-- start EXERCISE MATERIAL --

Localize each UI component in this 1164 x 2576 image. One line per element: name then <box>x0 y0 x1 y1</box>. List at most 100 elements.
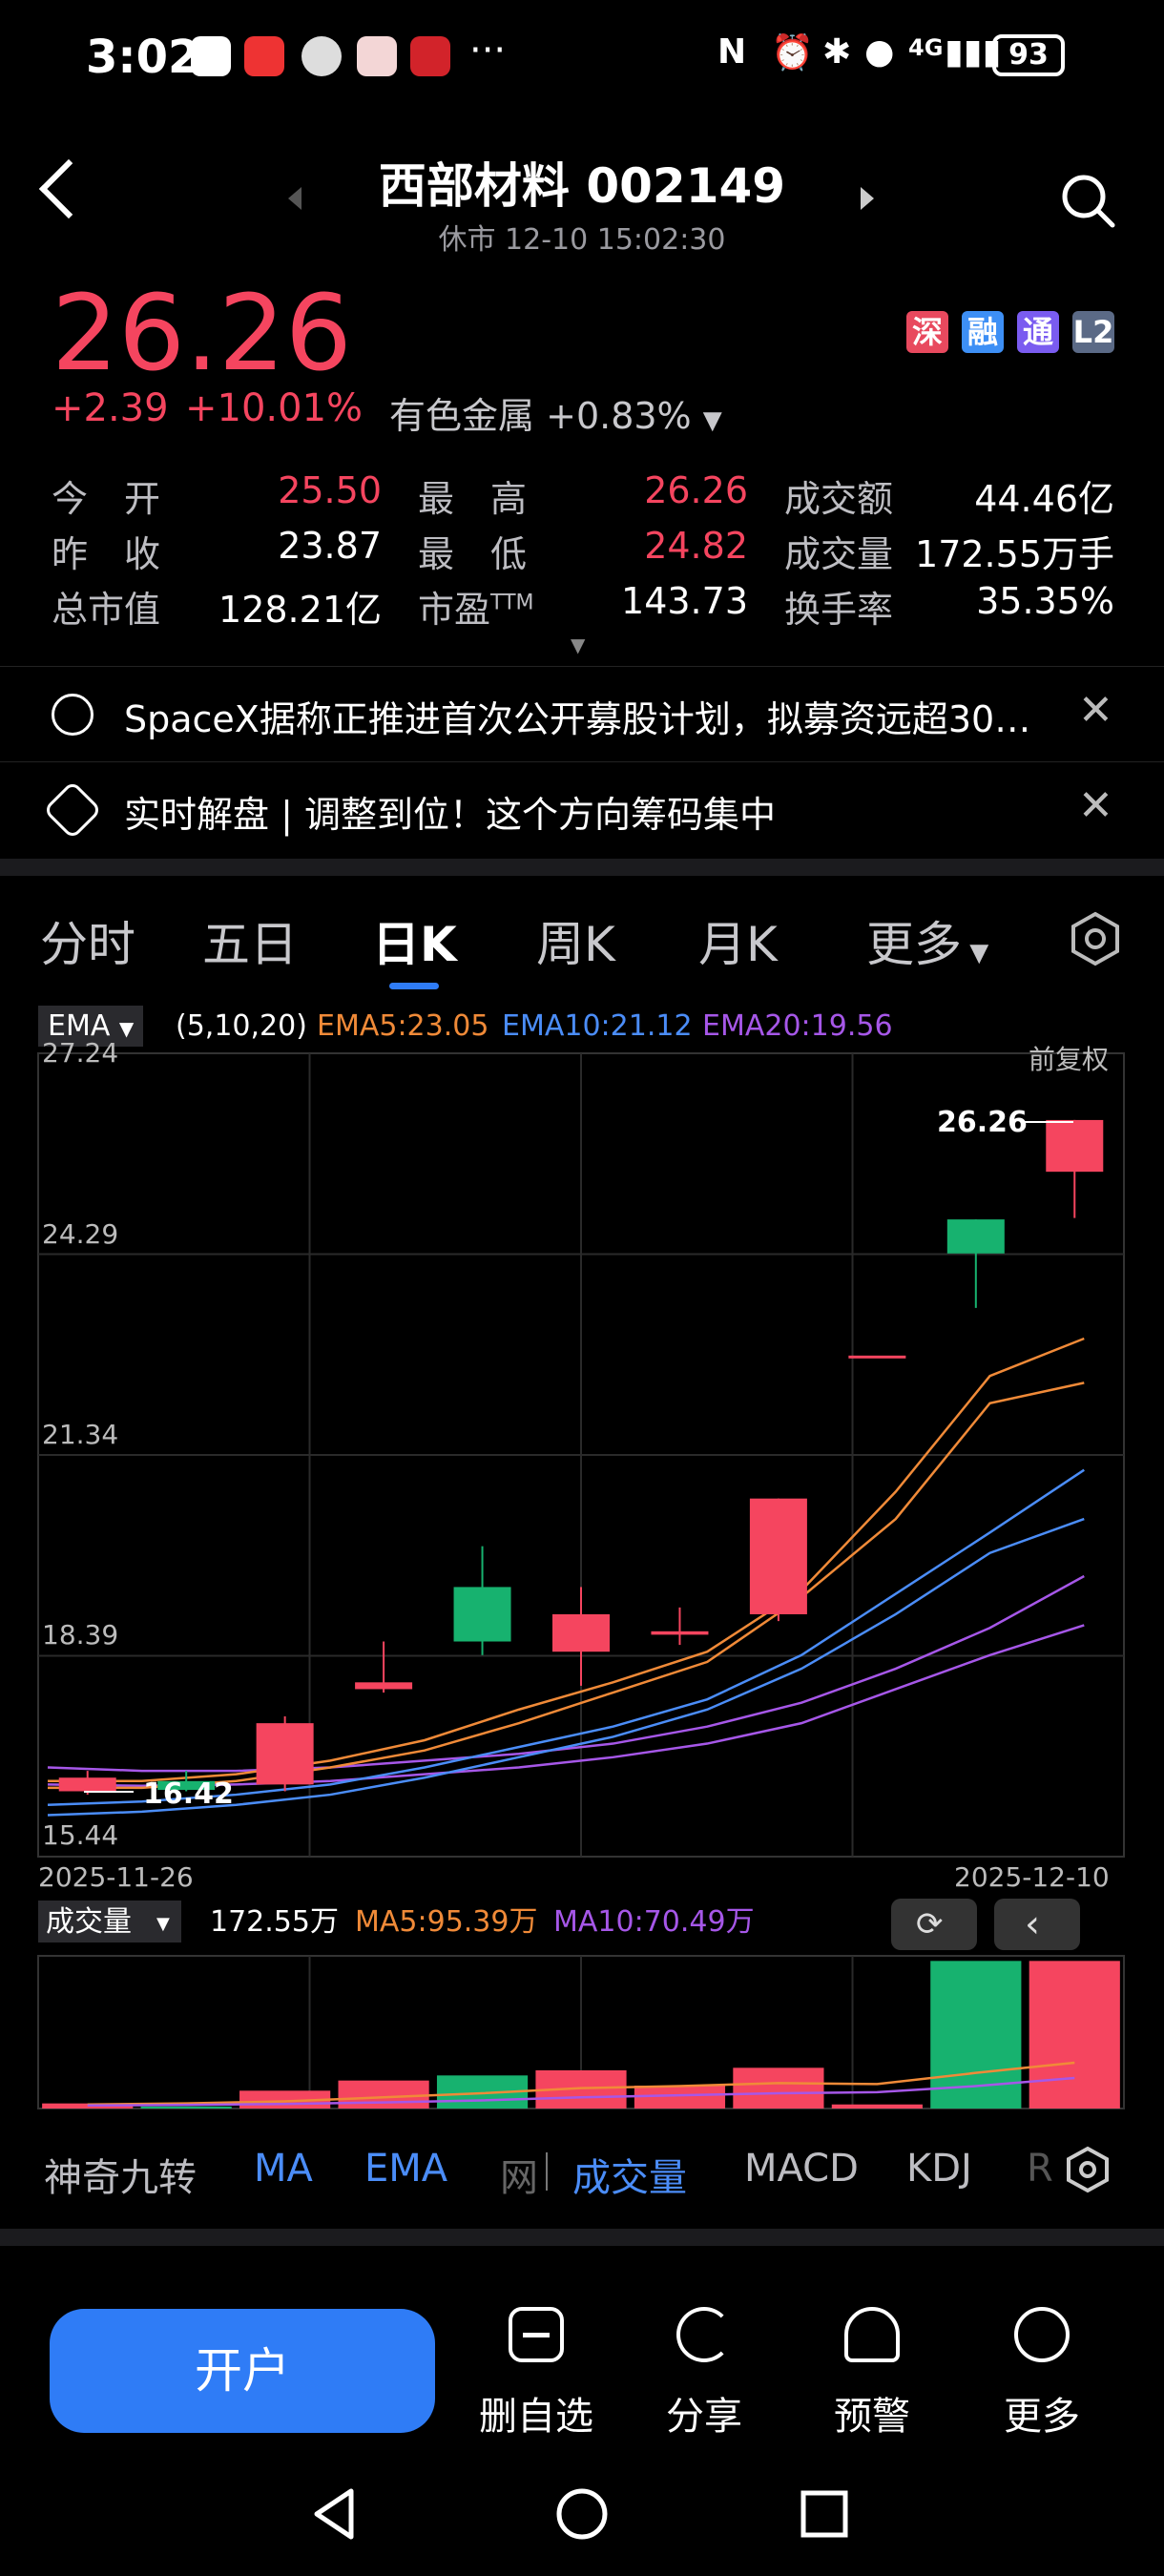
label-amount: 成交额 <box>784 478 894 520</box>
chevron-down-icon: ▼ <box>156 1914 170 1934</box>
badge-rong: 融 <box>962 311 1004 353</box>
expand-quote-icon[interactable]: ▼ <box>571 634 585 656</box>
candle-body <box>453 1587 511 1642</box>
volume-bar <box>338 2080 429 2109</box>
tab-ma[interactable]: MA <box>254 2147 313 2191</box>
back-icon[interactable] <box>38 158 99 219</box>
kline-chart[interactable]: 27.24 24.29 21.34 18.39 15.44 前复权 26.26 … <box>0 1030 1164 2118</box>
active-tab-indicator <box>389 983 439 989</box>
more-button[interactable]: 更多 <box>985 2307 1099 2441</box>
divider <box>0 859 1164 876</box>
label-high: 最 高 <box>418 478 528 520</box>
network-type: 4G <box>908 34 944 61</box>
price-change-pct: +10.01% <box>185 386 364 430</box>
volume-bar <box>831 2104 923 2109</box>
app-icon <box>191 36 231 76</box>
price-change: +2.39 <box>52 386 169 430</box>
candle-body <box>256 1723 314 1785</box>
tab-monthly-k[interactable]: 月K <box>698 906 778 975</box>
open-account-button[interactable]: 开户 <box>50 2309 435 2433</box>
minus-icon <box>509 2307 564 2362</box>
high-marker-label: 26.26 <box>937 1106 1028 1139</box>
value-high: 26.26 <box>644 469 748 511</box>
label-prev-close: 昨 收 <box>52 533 161 575</box>
rotate-icon: ⟳ <box>916 1905 944 1943</box>
tab-daily-k[interactable]: 日K <box>372 906 457 975</box>
remove-watchlist-button[interactable]: 删自选 <box>479 2307 593 2441</box>
tab-five-day[interactable]: 五日 <box>202 906 298 975</box>
adjust-label: 前复权 <box>1029 1044 1109 1075</box>
tab-kdj[interactable]: KDJ <box>906 2147 972 2191</box>
candle-body <box>1046 1119 1104 1173</box>
industry-link[interactable]: 有色金属 +0.83% ▼ <box>389 386 722 439</box>
tab-volume[interactable]: 成交量 <box>572 2147 687 2202</box>
news-item[interactable]: SpaceX据称正推进首次公开募股计划，拟募资远超30… ✕ <box>0 666 1164 761</box>
tab-macd[interactable]: MACD <box>744 2147 859 2191</box>
candle-body <box>551 1613 611 1652</box>
alert-button[interactable]: 预警 <box>815 2307 929 2441</box>
value-market-cap: 128.21亿 <box>218 589 382 631</box>
news-text[interactable]: 实时解盘 | 调整到位！这个方向筹码集中 <box>124 785 776 838</box>
share-button[interactable]: 分享 <box>647 2307 761 2441</box>
volume-bar <box>140 2106 232 2109</box>
close-icon[interactable]: ✕ <box>1078 781 1113 830</box>
tab-nine-turns[interactable]: 神奇九转 <box>44 2147 197 2202</box>
tab-more[interactable]: 更多 ▼ <box>866 906 988 975</box>
low-marker-label: 16.42 <box>143 1777 234 1811</box>
bluetooth-icon: ✱ <box>822 32 852 72</box>
tab-intraday[interactable]: 分时 <box>40 906 135 975</box>
page-title: 西部材料 002149 <box>378 158 786 214</box>
share-icon <box>676 2307 732 2362</box>
chart-settings-icon[interactable] <box>1067 910 1124 967</box>
battery-icon: 93 <box>992 34 1065 76</box>
label-turnover: 换手率 <box>784 589 894 631</box>
news-item[interactable]: 实时解盘 | 调整到位！这个方向筹码集中 ✕ <box>0 761 1164 857</box>
date-start: 2025-11-26 <box>38 1861 194 1893</box>
divider <box>546 2152 548 2191</box>
menu-icon <box>1014 2307 1070 2362</box>
candle-body <box>946 1219 1005 1254</box>
location-icon: ● <box>864 32 895 72</box>
label-open: 今 开 <box>52 478 161 520</box>
nav-recents-icon[interactable] <box>796 2485 853 2543</box>
candle-body <box>651 1631 709 1635</box>
ema20-line <box>47 1574 1085 1773</box>
candle-body <box>58 1777 116 1792</box>
market-status: 休市 12-10 15:02:30 <box>438 223 726 257</box>
app-icon <box>410 36 450 76</box>
tab-grid[interactable]: 网 <box>500 2147 538 2202</box>
tab-ema[interactable]: EMA <box>364 2147 447 2191</box>
date-end: 2025-12-10 <box>954 1861 1110 1893</box>
app-icon <box>301 36 342 76</box>
ema5-line <box>48 1337 1085 1783</box>
candle-body <box>749 1498 807 1614</box>
vol-ma10: MA10:70.49万 <box>553 1905 755 1939</box>
label-market-cap: 总市值 <box>52 589 161 631</box>
search-icon[interactable] <box>1059 172 1116 229</box>
badge-tong: 通 <box>1017 311 1059 353</box>
value-pe: 143.73 <box>621 580 748 622</box>
divider <box>0 2229 1164 2246</box>
y-tick: 27.24 <box>42 1037 118 1069</box>
badge-shen: 深 <box>906 311 948 353</box>
more-notifications-icon: ··· <box>469 29 507 73</box>
volume-bars <box>37 1955 1125 2109</box>
nav-home-icon[interactable] <box>553 2485 611 2543</box>
news-text[interactable]: SpaceX据称正推进首次公开募股计划，拟募资远超30… <box>124 690 1030 742</box>
news-icon <box>52 694 94 736</box>
indicator-settings-icon[interactable] <box>1063 2145 1120 2198</box>
y-tick: 15.44 <box>42 1819 118 1851</box>
tab-r[interactable]: R <box>1027 2147 1053 2191</box>
badge-l2: L2 <box>1072 311 1114 353</box>
label-volume: 成交量 <box>784 533 894 575</box>
close-icon[interactable]: ✕ <box>1078 686 1113 735</box>
app-icon <box>357 36 397 76</box>
volume-type: 成交量 <box>46 1905 132 1939</box>
next-stock-icon[interactable] <box>861 187 874 210</box>
candle-body <box>355 1682 413 1690</box>
nav-back-icon[interactable] <box>307 2485 364 2543</box>
tab-weekly-k[interactable]: 周K <box>536 906 615 975</box>
status-bar: 3:02 ··· N ⏰ ✱ ● 4G ▮▮▮ 93 <box>0 0 1164 114</box>
y-tick: 24.29 <box>42 1218 118 1250</box>
y-tick: 18.39 <box>42 1619 118 1651</box>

-- end EXERCISE MATERIAL --

[YOUR INSTRUCTIONS] Can you recast every line of the listing above as a numbered list, skipping any blank lines and leaving out the pictures?

[PROBLEM SOLUTION]
1. Localize each UI component in this 1164 x 2576 image. One line per element: name then <box>x0 y0 x1 y1</box>. List at most 100 elements.
2. label-amount: 成交额 <box>784 478 894 520</box>
3. chevron-down-icon: ▼ <box>156 1914 170 1934</box>
4. badge-rong: 融 <box>962 311 1004 353</box>
5. expand-quote-icon[interactable]: ▼ <box>571 634 585 656</box>
6. candle-body <box>453 1587 511 1642</box>
7. volume-bar <box>338 2080 429 2109</box>
8. tab-ma[interactable]: MA <box>254 2147 313 2191</box>
9. back-icon[interactable] <box>38 158 99 219</box>
10. kline-chart[interactable]: 27.24 24.29 21.34 18.39 15.44 前复权 26.26 … <box>0 1030 1164 2118</box>
11. active-tab-indicator <box>389 983 439 989</box>
12. more-button[interactable]: 更多 <box>985 2307 1099 2441</box>
13. divider <box>0 859 1164 876</box>
14. label-high: 最 高 <box>418 478 528 520</box>
15. network-type: 4G <box>908 34 944 61</box>
16. price-change-pct: +10.01% <box>185 386 364 430</box>
17. volume-bar <box>831 2104 923 2109</box>
18. app-icon <box>191 36 231 76</box>
19. price-change: +2.39 <box>52 386 169 430</box>
20. candle-body <box>256 1723 314 1785</box>
21. tab-monthly-k[interactable]: 月K <box>698 906 778 975</box>
22. open-account-button[interactable]: 开户 <box>50 2309 435 2433</box>
23. minus-icon <box>509 2307 564 2362</box>
24. high-marker-label: 26.26 <box>937 1106 1028 1139</box>
25. value-high: 26.26 <box>644 469 748 511</box>
26. label-prev-close: 昨 收 <box>52 533 161 575</box>
27. rotate-icon: ⟳ <box>916 1905 944 1943</box>
28. tab-daily-k[interactable]: 日K <box>372 906 457 975</box>
29. remove-watchlist-button[interactable]: 删自选 <box>479 2307 593 2441</box>
30. tab-five-day[interactable]: 五日 <box>202 906 298 975</box>
31. adjust-label: 前复权 <box>1029 1044 1109 1075</box>
32. tab-kdj[interactable]: KDJ <box>906 2147 972 2191</box>
33. candle-body <box>1046 1119 1104 1173</box>
34. industry-link[interactable]: 有色金属 +0.83% ▼ <box>389 386 722 439</box>
35. tab-volume[interactable]: 成交量 <box>572 2147 687 2202</box>
36. news-item[interactable]: SpaceX据称正推进首次公开募股计划，拟募资远超30… ✕ <box>0 666 1164 761</box>
37. tab-macd[interactable]: MACD <box>744 2147 859 2191</box>
38. candle-body <box>551 1613 611 1652</box>
39. alert-button[interactable]: 预警 <box>815 2307 929 2441</box>
40. value-market-cap: 128.21亿 <box>218 589 382 631</box>
41. news-text[interactable]: 实时解盘 | 调整到位！这个方向筹码集中 <box>124 785 776 838</box>
42. share-button[interactable]: 分享 <box>647 2307 761 2441</box>
43. volume-bar <box>140 2106 232 2109</box>
44. close-icon[interactable]: ✕ <box>1078 781 1113 830</box>
45. tab-nine-turns[interactable]: 神奇九转 <box>44 2147 197 2202</box>
46. tab-more[interactable]: 更多 ▼ <box>866 906 988 975</box>
47. low-marker-label: 16.42 <box>143 1777 234 1811</box>
48. bluetooth-icon: ✱ <box>822 32 852 72</box>
49. tab-intraday[interactable]: 分时 <box>40 906 135 975</box>
50. page-title: 西部材料 002149 <box>378 158 786 214</box>
51. share-icon <box>676 2307 732 2362</box>
52. chart-settings-icon[interactable] <box>1067 910 1124 967</box>
53. battery-icon: 93 <box>992 34 1065 76</box>
54. label-turnover: 换手率 <box>784 589 894 631</box>
55. news-item[interactable]: 实时解盘 | 调整到位！这个方向筹码集中 ✕ <box>0 761 1164 857</box>
56. date-start: 2025-11-26 <box>38 1861 194 1893</box>
57. divider <box>546 2152 548 2191</box>
58. menu-icon <box>1014 2307 1070 2362</box>
59. candle-body <box>946 1219 1005 1254</box>
60. location-icon: ● <box>864 32 895 72</box>
61. label-open: 今 开 <box>52 478 161 520</box>
62. nav-recents-icon[interactable] <box>796 2485 853 2543</box>
63. candle-body <box>651 1631 709 1635</box>
64. ema20-line <box>47 1574 1085 1773</box>
65. candle-body <box>58 1777 116 1792</box>
66. market-status: 休市 12-10 15:02:30 <box>438 223 726 257</box>
67. app-icon <box>410 36 450 76</box>
68. tab-grid[interactable]: 网 <box>500 2147 538 2202</box>
69. tab-ema[interactable]: EMA <box>364 2147 447 2191</box>
70. date-end: 2025-12-10 <box>954 1861 1110 1893</box>
71. app-icon <box>301 36 342 76</box>
72. ema5-line <box>48 1337 1085 1783</box>
73. candle-body <box>749 1498 807 1614</box>
74. vol-ma10: MA10:70.49万 <box>553 1905 755 1939</box>
75. label-market-cap: 总市值 <box>52 589 161 631</box>
76. search-icon[interactable] <box>1059 172 1116 229</box>
77. badge-tong: 通 <box>1017 311 1059 353</box>
78. value-pe: 143.73 <box>621 580 748 622</box>
79. divider <box>0 2229 1164 2246</box>
80. y-tick: 27.24 <box>42 1037 118 1069</box>
81. badge-shen: 深 <box>906 311 948 353</box>
82. more-notifications-icon: ··· <box>469 29 507 73</box>
83. volume-bars <box>37 1955 1125 2109</box>
84. nav-home-icon[interactable] <box>553 2485 611 2543</box>
85. news-text[interactable]: SpaceX据称正推进首次公开募股计划，拟募资远超30… <box>124 690 1030 742</box>
86. news-icon <box>52 694 94 736</box>
87. indicator-settings-icon[interactable] <box>1063 2145 1120 2198</box>
88. y-tick: 15.44 <box>42 1819 118 1851</box>
89. tab-r[interactable]: R <box>1027 2147 1053 2191</box>
90. badge-l2: L2 <box>1072 311 1114 353</box>
91. label-volume: 成交量 <box>784 533 894 575</box>
92. close-icon[interactable]: ✕ <box>1078 686 1113 735</box>
93. app-icon <box>357 36 397 76</box>
94. volume-type: 成交量 <box>46 1905 132 1939</box>
95. next-stock-icon[interactable] <box>861 187 874 210</box>
96. candle-body <box>355 1682 413 1690</box>
97. nav-back-icon[interactable] <box>307 2485 364 2543</box>
98. tab-weekly-k[interactable]: 周K <box>536 906 615 975</box>
99. status-bar: 3:02 ··· N ⏰ ✱ ● 4G ▮▮▮ 93 <box>0 0 1164 114</box>
100. y-tick: 24.29 <box>42 1218 118 1250</box>
101. y-tick: 18.39 <box>42 1619 118 1651</box>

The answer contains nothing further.